___ GIVEN INFORMATION

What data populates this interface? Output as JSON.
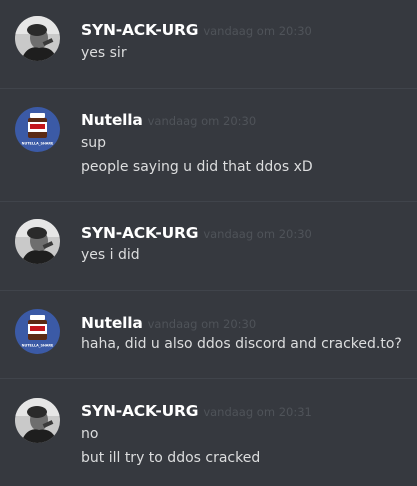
{
  "messages": [
    {
      "username": "SYN-ACK-URG",
      "avatar": "user-photo-avatar",
      "timestamp": "vandaag om 20:30",
      "lines": [
        "yes sir"
      ]
    },
    {
      "username": "Nutella",
      "avatar": "nutella-jar-avatar",
      "avatar_caption": "NUTELLA_SHARE",
      "timestamp": "vandaag om 20:30",
      "lines": [
        "sup",
        "people saying u did that ddos xD"
      ]
    },
    {
      "username": "SYN-ACK-URG",
      "avatar": "user-photo-avatar",
      "timestamp": "vandaag om 20:30",
      "lines": [
        "yes i did"
      ]
    },
    {
      "username": "Nutella",
      "avatar": "nutella-jar-avatar",
      "avatar_caption": "NUTELLA_SHARE",
      "timestamp": "vandaag om 20:30",
      "lines": [
        "haha, did u also ddos discord and cracked.to?"
      ]
    },
    {
      "username": "SYN-ACK-URG",
      "avatar": "user-photo-avatar",
      "timestamp": "vandaag om 20:31",
      "lines": [
        "no",
        "but ill try to ddos cracked"
      ]
    }
  ],
  "colors": {
    "background": "#36393f",
    "divider": "#40444b",
    "username": "#ffffff",
    "timestamp": "#4f5359",
    "text": "#dcddde",
    "nutella_avatar_bg": "#3b5aa6"
  }
}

______

Leave out the pictures and output every record above precisely as given.

What data populates this interface? Output as JSON.
{
  "messages": [
    {
      "username": "SYN-ACK-URG",
      "avatar": "user-photo-avatar",
      "timestamp": "vandaag om 20:30",
      "lines": [
        "yes sir"
      ]
    },
    {
      "username": "Nutella",
      "avatar": "nutella-jar-avatar",
      "avatar_caption": "NUTELLA_SHARE",
      "timestamp": "vandaag om 20:30",
      "lines": [
        "sup",
        "people saying u did that ddos xD"
      ]
    },
    {
      "username": "SYN-ACK-URG",
      "avatar": "user-photo-avatar",
      "timestamp": "vandaag om 20:30",
      "lines": [
        "yes i did"
      ]
    },
    {
      "username": "Nutella",
      "avatar": "nutella-jar-avatar",
      "avatar_caption": "NUTELLA_SHARE",
      "timestamp": "vandaag om 20:30",
      "lines": [
        "haha, did u also ddos discord and cracked.to?"
      ]
    },
    {
      "username": "SYN-ACK-URG",
      "avatar": "user-photo-avatar",
      "timestamp": "vandaag om 20:31",
      "lines": [
        "no",
        "but ill try to ddos cracked"
      ]
    }
  ],
  "colors": {
    "background": "#36393f",
    "divider": "#40444b",
    "username": "#ffffff",
    "timestamp": "#4f5359",
    "text": "#dcddde",
    "nutella_avatar_bg": "#3b5aa6"
  }
}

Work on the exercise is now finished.